WORK REQUIRED: Repeat each entry exactly and drop the pictures.

THE RECORDS:
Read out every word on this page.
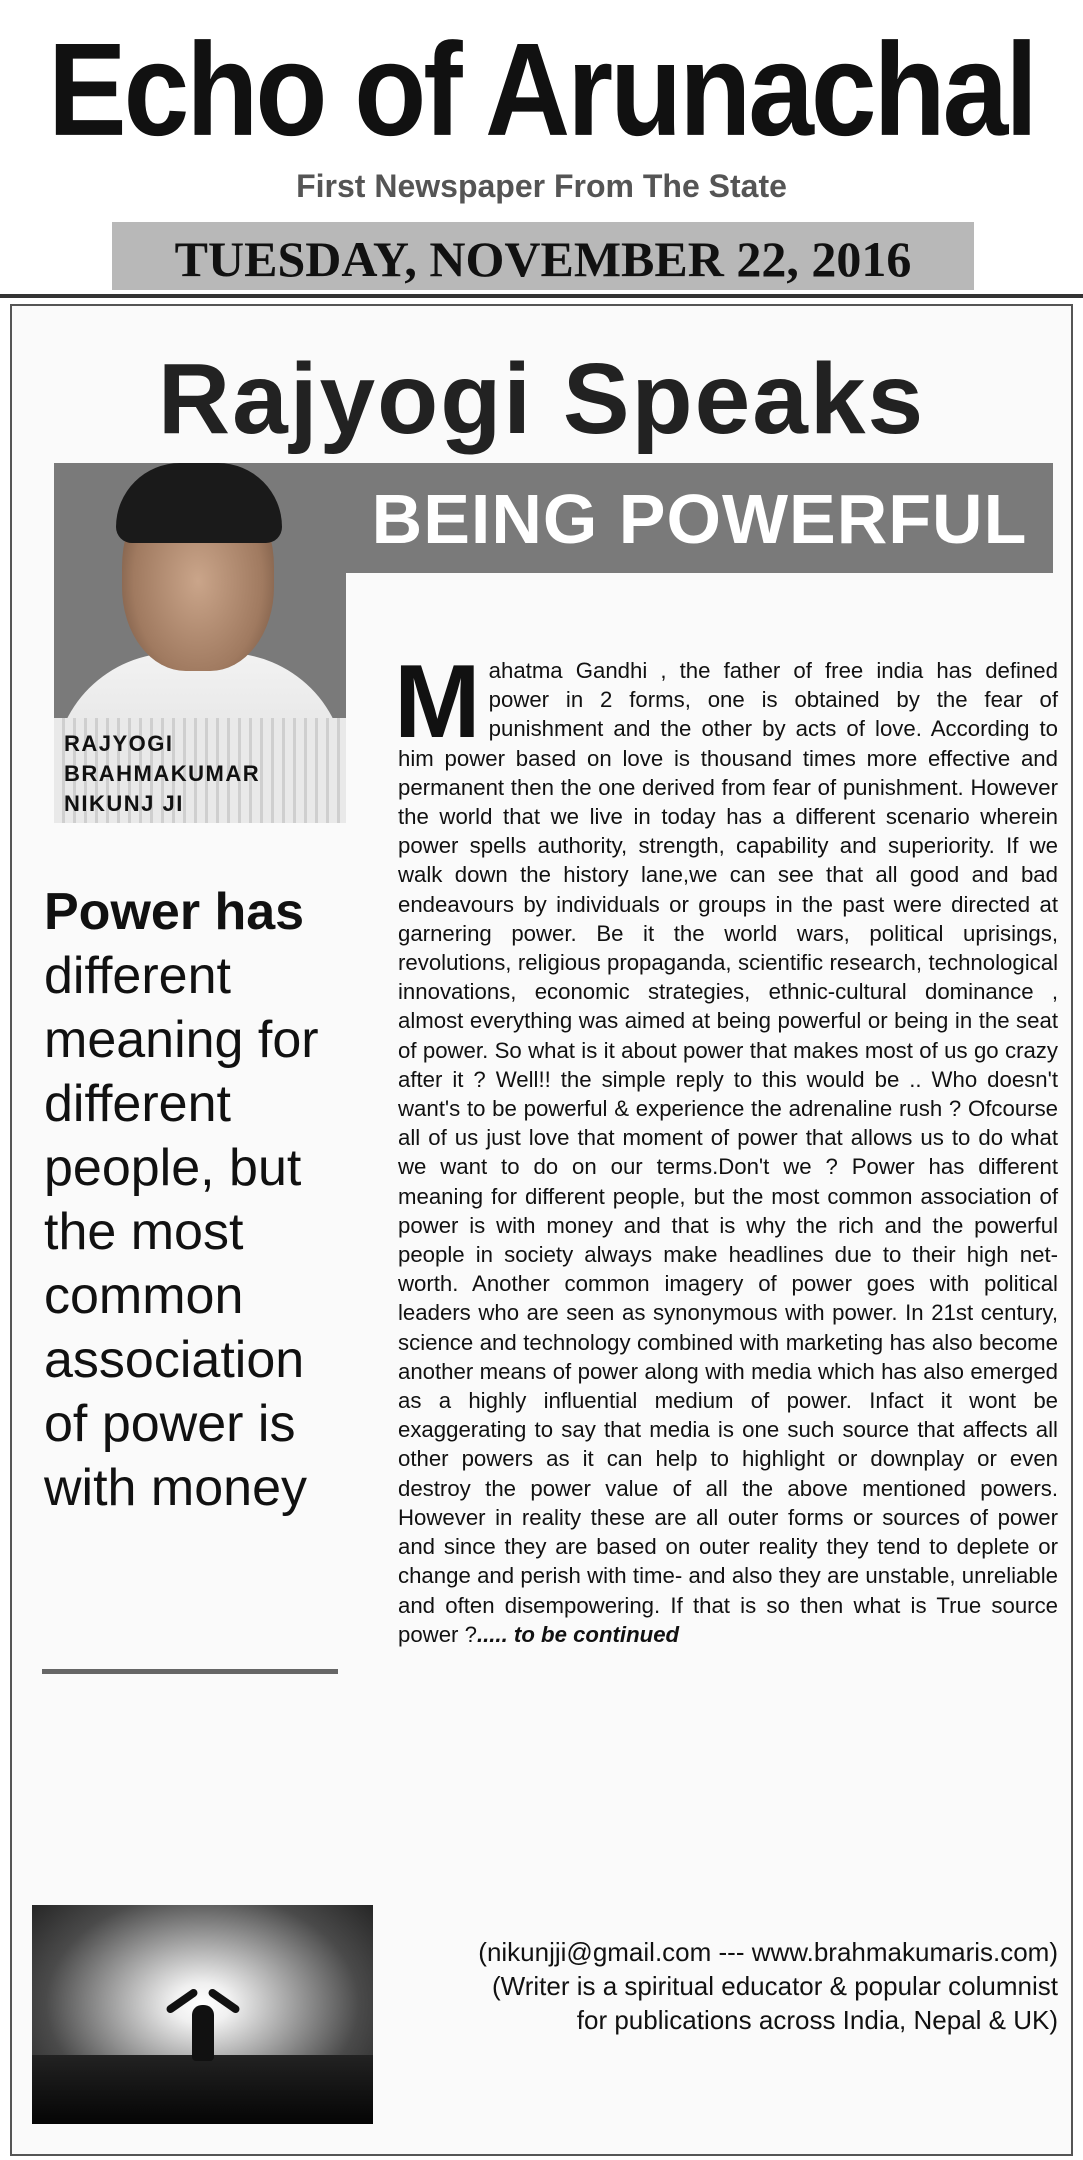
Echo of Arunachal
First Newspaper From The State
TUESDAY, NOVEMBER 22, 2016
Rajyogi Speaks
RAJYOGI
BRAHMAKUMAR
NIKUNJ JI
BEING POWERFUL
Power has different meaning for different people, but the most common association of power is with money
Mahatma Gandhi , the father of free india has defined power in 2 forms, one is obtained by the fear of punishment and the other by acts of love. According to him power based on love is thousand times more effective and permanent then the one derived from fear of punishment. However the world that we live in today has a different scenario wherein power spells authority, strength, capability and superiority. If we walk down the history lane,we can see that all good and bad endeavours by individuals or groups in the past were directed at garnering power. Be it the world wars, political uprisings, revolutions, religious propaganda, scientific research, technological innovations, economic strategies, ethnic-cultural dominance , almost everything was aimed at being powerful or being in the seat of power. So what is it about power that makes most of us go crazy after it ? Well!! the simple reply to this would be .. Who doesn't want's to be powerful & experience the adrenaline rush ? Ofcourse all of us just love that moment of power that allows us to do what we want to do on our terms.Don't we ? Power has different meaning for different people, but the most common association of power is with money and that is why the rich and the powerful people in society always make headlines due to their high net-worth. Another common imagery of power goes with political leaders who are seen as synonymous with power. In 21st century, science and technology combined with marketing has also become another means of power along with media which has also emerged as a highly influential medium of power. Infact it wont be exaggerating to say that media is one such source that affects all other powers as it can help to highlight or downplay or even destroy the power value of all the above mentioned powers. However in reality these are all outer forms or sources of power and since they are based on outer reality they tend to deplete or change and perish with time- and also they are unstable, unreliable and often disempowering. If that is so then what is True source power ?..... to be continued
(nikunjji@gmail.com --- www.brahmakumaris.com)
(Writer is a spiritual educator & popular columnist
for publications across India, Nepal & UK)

WRITTEN SOLUTION:
Read out every word on this page.
Echo of Arunachal
First Newspaper From The State
TUESDAY, NOVEMBER 22, 2016
Rajyogi Speaks
RAJYOGI
BRAHMAKUMAR
NIKUNJ JI
BEING POWERFUL
Power has different meaning for different people, but the most common association of power is with money
Mahatma Gandhi , the father of free india has defined power in 2 forms, one is obtained by the fear of punishment and the other by acts of love. According to him power based on love is thousand times more effective and permanent then the one derived from fear of punishment. However the world that we live in today has a different scenario wherein power spells authority, strength, capability and superiority. If we walk down the history lane,we can see that all good and bad endeavours by individuals or groups in the past were directed at garnering power. Be it the world wars, political uprisings, revolutions, religious propaganda, scientific research, technological innovations, economic strategies, ethnic-cultural dominance , almost everything was aimed at being powerful or being in the seat of power. So what is it about power that makes most of us go crazy after it ? Well!! the simple reply to this would be .. Who doesn't want's to be powerful & experience the adrenaline rush ? Ofcourse all of us just love that moment of power that allows us to do what we want to do on our terms.Don't we ? Power has different meaning for different people, but the most common association of power is with money and that is why the rich and the powerful people in society always make headlines due to their high net-worth. Another common imagery of power goes with political leaders who are seen as synonymous with power. In 21st century, science and technology combined with marketing has also become another means of power along with media which has also emerged as a highly influential medium of power. Infact it wont be exaggerating to say that media is one such source that affects all other powers as it can help to highlight or downplay or even destroy the power value of all the above mentioned powers. However in reality these are all outer forms or sources of power and since they are based on outer reality they tend to deplete or change and perish with time- and also they are unstable, unreliable and often disempowering. If that is so then what is True source power ?..... to be continued
(nikunjji@gmail.com --- www.brahmakumaris.com)
(Writer is a spiritual educator & popular columnist
for publications across India, Nepal & UK)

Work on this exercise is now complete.